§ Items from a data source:
-----
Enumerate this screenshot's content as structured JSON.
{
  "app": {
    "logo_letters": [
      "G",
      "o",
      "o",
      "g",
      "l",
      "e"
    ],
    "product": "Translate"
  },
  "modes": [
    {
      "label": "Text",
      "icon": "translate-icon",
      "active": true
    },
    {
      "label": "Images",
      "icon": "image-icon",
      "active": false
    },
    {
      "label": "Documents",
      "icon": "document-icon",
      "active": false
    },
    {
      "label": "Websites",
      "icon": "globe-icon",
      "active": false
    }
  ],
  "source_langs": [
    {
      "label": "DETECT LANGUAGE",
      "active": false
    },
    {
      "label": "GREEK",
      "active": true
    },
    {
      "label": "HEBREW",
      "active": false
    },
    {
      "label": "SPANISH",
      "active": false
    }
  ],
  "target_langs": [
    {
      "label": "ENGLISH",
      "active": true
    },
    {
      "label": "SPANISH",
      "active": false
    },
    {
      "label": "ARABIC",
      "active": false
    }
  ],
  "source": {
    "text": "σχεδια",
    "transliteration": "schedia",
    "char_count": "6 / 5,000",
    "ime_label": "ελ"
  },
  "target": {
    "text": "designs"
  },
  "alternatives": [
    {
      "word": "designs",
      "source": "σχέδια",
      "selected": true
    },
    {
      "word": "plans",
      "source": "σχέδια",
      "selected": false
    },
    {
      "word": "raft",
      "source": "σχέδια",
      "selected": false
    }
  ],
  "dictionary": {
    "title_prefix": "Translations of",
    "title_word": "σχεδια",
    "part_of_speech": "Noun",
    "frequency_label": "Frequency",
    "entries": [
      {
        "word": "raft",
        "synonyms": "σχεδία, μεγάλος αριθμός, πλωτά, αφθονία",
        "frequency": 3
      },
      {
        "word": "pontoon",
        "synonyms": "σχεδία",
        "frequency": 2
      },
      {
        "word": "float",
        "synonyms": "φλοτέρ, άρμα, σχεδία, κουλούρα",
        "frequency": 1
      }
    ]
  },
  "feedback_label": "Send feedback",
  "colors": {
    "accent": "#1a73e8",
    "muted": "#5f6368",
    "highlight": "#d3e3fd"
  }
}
-----
§ YOUR GOAL: Reproduce the data shown above exactly.

§ EXERCISE SOLUTION:
Enumerate this screenshot's content as structured JSON.
{
  "app": {
    "logo_letters": [
      "G",
      "o",
      "o",
      "g",
      "l",
      "e"
    ],
    "product": "Translate"
  },
  "modes": [
    {
      "label": "Text",
      "icon": "translate-icon",
      "active": true
    },
    {
      "label": "Images",
      "icon": "image-icon",
      "active": false
    },
    {
      "label": "Documents",
      "icon": "document-icon",
      "active": false
    },
    {
      "label": "Websites",
      "icon": "globe-icon",
      "active": false
    }
  ],
  "source_langs": [
    {
      "label": "DETECT LANGUAGE",
      "active": false
    },
    {
      "label": "GREEK",
      "active": true
    },
    {
      "label": "HEBREW",
      "active": false
    },
    {
      "label": "SPANISH",
      "active": false
    }
  ],
  "target_langs": [
    {
      "label": "ENGLISH",
      "active": true
    },
    {
      "label": "SPANISH",
      "active": false
    },
    {
      "label": "ARABIC",
      "active": false
    }
  ],
  "source": {
    "text": "σχεδια",
    "transliteration": "schedia",
    "char_count": "6 / 5,000",
    "ime_label": "ελ"
  },
  "target": {
    "text": "designs"
  },
  "alternatives": [
    {
      "word": "designs",
      "source": "σχέδια",
      "selected": true
    },
    {
      "word": "plans",
      "source": "σχέδια",
      "selected": false
    },
    {
      "word": "raft",
      "source": "σχέδια",
      "selected": false
    }
  ],
  "dictionary": {
    "title_prefix": "Translations of",
    "title_word": "σχεδια",
    "part_of_speech": "Noun",
    "frequency_label": "Frequency",
    "entries": [
      {
        "word": "raft",
        "synonyms": "σχεδία, μεγάλος αριθμός, πλωτά, αφθονία",
        "frequency": 3
      },
      {
        "word": "pontoon",
        "synonyms": "σχεδία",
        "frequency": 2
      },
      {
        "word": "float",
        "synonyms": "φλοτέρ, άρμα, σχεδία, κουλούρα",
        "frequency": 1
      }
    ]
  },
  "feedback_label": "Send feedback",
  "colors": {
    "accent": "#1a73e8",
    "muted": "#5f6368",
    "highlight": "#d3e3fd"
  }
}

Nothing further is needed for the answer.